Short exercise:
Extract each line of the data and write it out again exactly.

▼

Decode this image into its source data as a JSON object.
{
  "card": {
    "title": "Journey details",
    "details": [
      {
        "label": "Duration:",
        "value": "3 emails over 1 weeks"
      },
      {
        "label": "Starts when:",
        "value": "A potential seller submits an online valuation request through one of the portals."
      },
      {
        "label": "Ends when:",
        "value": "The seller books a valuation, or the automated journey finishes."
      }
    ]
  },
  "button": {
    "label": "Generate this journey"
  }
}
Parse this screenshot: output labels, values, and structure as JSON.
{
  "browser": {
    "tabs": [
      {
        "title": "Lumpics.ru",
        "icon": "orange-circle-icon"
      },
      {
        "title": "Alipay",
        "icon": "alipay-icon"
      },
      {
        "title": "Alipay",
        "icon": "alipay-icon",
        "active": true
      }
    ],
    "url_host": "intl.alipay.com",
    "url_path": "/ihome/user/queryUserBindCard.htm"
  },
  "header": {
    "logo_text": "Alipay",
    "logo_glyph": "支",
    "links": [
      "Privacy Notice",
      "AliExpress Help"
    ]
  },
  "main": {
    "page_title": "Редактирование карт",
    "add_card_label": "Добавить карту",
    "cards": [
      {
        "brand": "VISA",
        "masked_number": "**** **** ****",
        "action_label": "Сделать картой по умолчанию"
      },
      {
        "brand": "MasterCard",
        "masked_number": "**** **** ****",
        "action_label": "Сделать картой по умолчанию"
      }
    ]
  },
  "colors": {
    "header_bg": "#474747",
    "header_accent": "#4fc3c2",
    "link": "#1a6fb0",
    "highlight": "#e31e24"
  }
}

▲

Result for this exercise:
Decode this image into its source data as a JSON object.
{
  "card": {
    "title": "Journey details",
    "details": [
      {
        "label": "Duration:",
        "value": "3 emails over 1 weeks"
      },
      {
        "label": "Starts when:",
        "value": "A potential seller submits an online valuation request through one of the portals."
      },
      {
        "label": "Ends when:",
        "value": "The seller books a valuation, or the automated journey finishes."
      }
    ]
  },
  "button": {
    "label": "Generate this journey"
  }
}
Parse this screenshot: output labels, values, and structure as JSON.
{
  "browser": {
    "tabs": [
      {
        "title": "Lumpics.ru",
        "icon": "orange-circle-icon"
      },
      {
        "title": "Alipay",
        "icon": "alipay-icon"
      },
      {
        "title": "Alipay",
        "icon": "alipay-icon",
        "active": true
      }
    ],
    "url_host": "intl.alipay.com",
    "url_path": "/ihome/user/queryUserBindCard.htm"
  },
  "header": {
    "logo_text": "Alipay",
    "logo_glyph": "支",
    "links": [
      "Privacy Notice",
      "AliExpress Help"
    ]
  },
  "main": {
    "page_title": "Редактирование карт",
    "add_card_label": "Добавить карту",
    "cards": [
      {
        "brand": "VISA",
        "masked_number": "**** **** ****",
        "action_label": "Сделать картой по умолчанию"
      },
      {
        "brand": "MasterCard",
        "masked_number": "**** **** ****",
        "action_label": "Сделать картой по умолчанию"
      }
    ]
  },
  "colors": {
    "header_bg": "#474747",
    "header_accent": "#4fc3c2",
    "link": "#1a6fb0",
    "highlight": "#e31e24"
  }
}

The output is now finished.